[Extracted data entries]:
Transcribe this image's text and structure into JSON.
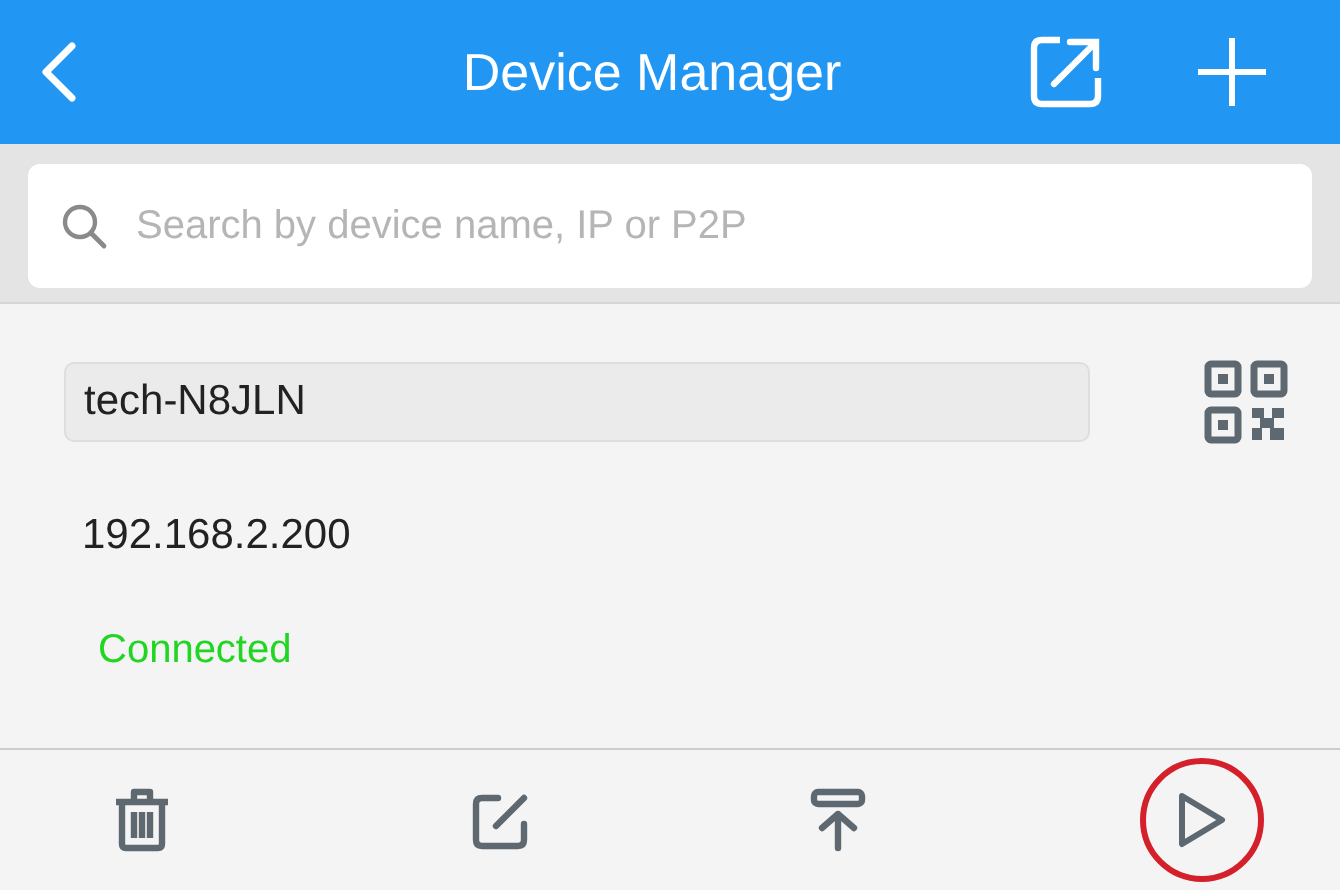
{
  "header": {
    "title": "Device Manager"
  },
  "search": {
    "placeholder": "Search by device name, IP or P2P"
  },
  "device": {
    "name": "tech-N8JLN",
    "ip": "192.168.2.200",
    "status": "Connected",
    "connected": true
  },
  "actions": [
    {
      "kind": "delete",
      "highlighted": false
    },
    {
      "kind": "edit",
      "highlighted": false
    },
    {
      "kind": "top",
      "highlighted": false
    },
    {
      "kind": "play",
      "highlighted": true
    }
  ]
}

[WHAT TO PRODUCE]: Copy every line above word for word and exclude the pictures.

[COMPLETE RESPONSE]:
Transcribe this image's text and structure into JSON.
{
  "header": {
    "title": "Device Manager"
  },
  "search": {
    "placeholder": "Search by device name, IP or P2P"
  },
  "device": {
    "name": "tech-N8JLN",
    "ip": "192.168.2.200",
    "status": "Connected",
    "connected": true
  },
  "actions": [
    {
      "kind": "delete",
      "highlighted": false
    },
    {
      "kind": "edit",
      "highlighted": false
    },
    {
      "kind": "top",
      "highlighted": false
    },
    {
      "kind": "play",
      "highlighted": true
    }
  ]
}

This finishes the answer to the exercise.